(Entries from a dataset)
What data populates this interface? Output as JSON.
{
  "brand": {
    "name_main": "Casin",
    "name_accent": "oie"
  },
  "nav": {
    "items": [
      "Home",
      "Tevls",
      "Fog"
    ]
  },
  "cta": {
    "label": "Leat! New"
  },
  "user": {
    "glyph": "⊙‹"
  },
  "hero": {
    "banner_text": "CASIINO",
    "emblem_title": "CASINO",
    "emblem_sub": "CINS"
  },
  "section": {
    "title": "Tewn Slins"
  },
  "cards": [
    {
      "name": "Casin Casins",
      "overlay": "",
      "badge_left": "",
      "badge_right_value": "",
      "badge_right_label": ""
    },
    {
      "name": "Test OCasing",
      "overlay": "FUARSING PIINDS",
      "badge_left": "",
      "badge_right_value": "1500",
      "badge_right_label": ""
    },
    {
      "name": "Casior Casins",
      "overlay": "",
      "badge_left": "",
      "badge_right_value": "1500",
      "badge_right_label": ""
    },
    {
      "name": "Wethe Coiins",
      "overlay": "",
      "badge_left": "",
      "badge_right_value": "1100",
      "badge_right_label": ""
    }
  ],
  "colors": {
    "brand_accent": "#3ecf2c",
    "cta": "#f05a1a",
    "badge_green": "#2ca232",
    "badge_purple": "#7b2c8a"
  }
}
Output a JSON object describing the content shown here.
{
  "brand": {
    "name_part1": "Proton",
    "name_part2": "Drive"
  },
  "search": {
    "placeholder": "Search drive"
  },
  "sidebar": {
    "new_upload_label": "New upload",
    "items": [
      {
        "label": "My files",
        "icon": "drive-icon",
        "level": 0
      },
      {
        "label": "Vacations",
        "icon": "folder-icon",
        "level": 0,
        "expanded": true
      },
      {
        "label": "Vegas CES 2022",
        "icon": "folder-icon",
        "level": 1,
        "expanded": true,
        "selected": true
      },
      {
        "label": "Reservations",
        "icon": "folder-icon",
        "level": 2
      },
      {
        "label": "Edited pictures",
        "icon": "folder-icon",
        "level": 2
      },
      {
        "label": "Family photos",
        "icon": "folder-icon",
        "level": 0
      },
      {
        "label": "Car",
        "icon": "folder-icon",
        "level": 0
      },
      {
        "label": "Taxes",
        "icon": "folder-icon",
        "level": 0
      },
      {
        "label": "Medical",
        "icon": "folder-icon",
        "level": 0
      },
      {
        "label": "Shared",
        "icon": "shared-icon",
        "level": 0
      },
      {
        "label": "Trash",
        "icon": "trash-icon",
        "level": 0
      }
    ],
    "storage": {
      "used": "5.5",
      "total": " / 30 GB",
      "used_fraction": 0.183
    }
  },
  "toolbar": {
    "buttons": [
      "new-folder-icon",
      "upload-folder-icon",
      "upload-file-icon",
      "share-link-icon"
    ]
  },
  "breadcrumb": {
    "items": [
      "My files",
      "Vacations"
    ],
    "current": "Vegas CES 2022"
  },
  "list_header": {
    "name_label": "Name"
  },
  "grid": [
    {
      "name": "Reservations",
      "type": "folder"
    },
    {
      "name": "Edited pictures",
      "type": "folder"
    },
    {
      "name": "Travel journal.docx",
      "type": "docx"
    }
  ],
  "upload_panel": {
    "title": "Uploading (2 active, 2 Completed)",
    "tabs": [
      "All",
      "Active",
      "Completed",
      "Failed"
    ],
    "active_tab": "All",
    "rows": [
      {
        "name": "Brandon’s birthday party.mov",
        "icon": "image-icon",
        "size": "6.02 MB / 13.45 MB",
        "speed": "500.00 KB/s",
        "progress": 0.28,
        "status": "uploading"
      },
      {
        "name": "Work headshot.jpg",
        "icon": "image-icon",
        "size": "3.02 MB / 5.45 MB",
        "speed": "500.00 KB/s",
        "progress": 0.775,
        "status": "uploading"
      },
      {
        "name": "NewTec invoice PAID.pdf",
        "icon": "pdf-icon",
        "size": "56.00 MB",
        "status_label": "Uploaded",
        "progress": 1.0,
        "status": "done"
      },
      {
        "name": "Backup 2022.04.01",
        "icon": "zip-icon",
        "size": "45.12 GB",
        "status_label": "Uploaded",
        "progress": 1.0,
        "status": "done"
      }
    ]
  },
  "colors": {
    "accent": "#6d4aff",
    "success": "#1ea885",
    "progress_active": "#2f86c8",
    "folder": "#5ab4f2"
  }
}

▸ **Work to complete**:
Your task is to repeat every entry exactly.

▸ **Exercise answer**:
What data populates this interface? Output as JSON.
{
  "brand": {
    "name_main": "Casin",
    "name_accent": "oie"
  },
  "nav": {
    "items": [
      "Home",
      "Tevls",
      "Fog"
    ]
  },
  "cta": {
    "label": "Leat! New"
  },
  "user": {
    "glyph": "⊙‹"
  },
  "hero": {
    "banner_text": "CASIINO",
    "emblem_title": "CASINO",
    "emblem_sub": "CINS"
  },
  "section": {
    "title": "Tewn Slins"
  },
  "cards": [
    {
      "name": "Casin Casins",
      "overlay": "",
      "badge_left": "",
      "badge_right_value": "",
      "badge_right_label": ""
    },
    {
      "name": "Test OCasing",
      "overlay": "FUARSING PIINDS",
      "badge_left": "",
      "badge_right_value": "1500",
      "badge_right_label": ""
    },
    {
      "name": "Casior Casins",
      "overlay": "",
      "badge_left": "",
      "badge_right_value": "1500",
      "badge_right_label": ""
    },
    {
      "name": "Wethe Coiins",
      "overlay": "",
      "badge_left": "",
      "badge_right_value": "1100",
      "badge_right_label": ""
    }
  ],
  "colors": {
    "brand_accent": "#3ecf2c",
    "cta": "#f05a1a",
    "badge_green": "#2ca232",
    "badge_purple": "#7b2c8a"
  }
}
Output a JSON object describing the content shown here.
{
  "brand": {
    "name_part1": "Proton",
    "name_part2": "Drive"
  },
  "search": {
    "placeholder": "Search drive"
  },
  "sidebar": {
    "new_upload_label": "New upload",
    "items": [
      {
        "label": "My files",
        "icon": "drive-icon",
        "level": 0
      },
      {
        "label": "Vacations",
        "icon": "folder-icon",
        "level": 0,
        "expanded": true
      },
      {
        "label": "Vegas CES 2022",
        "icon": "folder-icon",
        "level": 1,
        "expanded": true,
        "selected": true
      },
      {
        "label": "Reservations",
        "icon": "folder-icon",
        "level": 2
      },
      {
        "label": "Edited pictures",
        "icon": "folder-icon",
        "level": 2
      },
      {
        "label": "Family photos",
        "icon": "folder-icon",
        "level": 0
      },
      {
        "label": "Car",
        "icon": "folder-icon",
        "level": 0
      },
      {
        "label": "Taxes",
        "icon": "folder-icon",
        "level": 0
      },
      {
        "label": "Medical",
        "icon": "folder-icon",
        "level": 0
      },
      {
        "label": "Shared",
        "icon": "shared-icon",
        "level": 0
      },
      {
        "label": "Trash",
        "icon": "trash-icon",
        "level": 0
      }
    ],
    "storage": {
      "used": "5.5",
      "total": " / 30 GB",
      "used_fraction": 0.183
    }
  },
  "toolbar": {
    "buttons": [
      "new-folder-icon",
      "upload-folder-icon",
      "upload-file-icon",
      "share-link-icon"
    ]
  },
  "breadcrumb": {
    "items": [
      "My files",
      "Vacations"
    ],
    "current": "Vegas CES 2022"
  },
  "list_header": {
    "name_label": "Name"
  },
  "grid": [
    {
      "name": "Reservations",
      "type": "folder"
    },
    {
      "name": "Edited pictures",
      "type": "folder"
    },
    {
      "name": "Travel journal.docx",
      "type": "docx"
    }
  ],
  "upload_panel": {
    "title": "Uploading (2 active, 2 Completed)",
    "tabs": [
      "All",
      "Active",
      "Completed",
      "Failed"
    ],
    "active_tab": "All",
    "rows": [
      {
        "name": "Brandon’s birthday party.mov",
        "icon": "image-icon",
        "size": "6.02 MB / 13.45 MB",
        "speed": "500.00 KB/s",
        "progress": 0.28,
        "status": "uploading"
      },
      {
        "name": "Work headshot.jpg",
        "icon": "image-icon",
        "size": "3.02 MB / 5.45 MB",
        "speed": "500.00 KB/s",
        "progress": 0.775,
        "status": "uploading"
      },
      {
        "name": "NewTec invoice PAID.pdf",
        "icon": "pdf-icon",
        "size": "56.00 MB",
        "status_label": "Uploaded",
        "progress": 1.0,
        "status": "done"
      },
      {
        "name": "Backup 2022.04.01",
        "icon": "zip-icon",
        "size": "45.12 GB",
        "status_label": "Uploaded",
        "progress": 1.0,
        "status": "done"
      }
    ]
  },
  "colors": {
    "accent": "#6d4aff",
    "success": "#1ea885",
    "progress_active": "#2f86c8",
    "folder": "#5ab4f2"
  }
}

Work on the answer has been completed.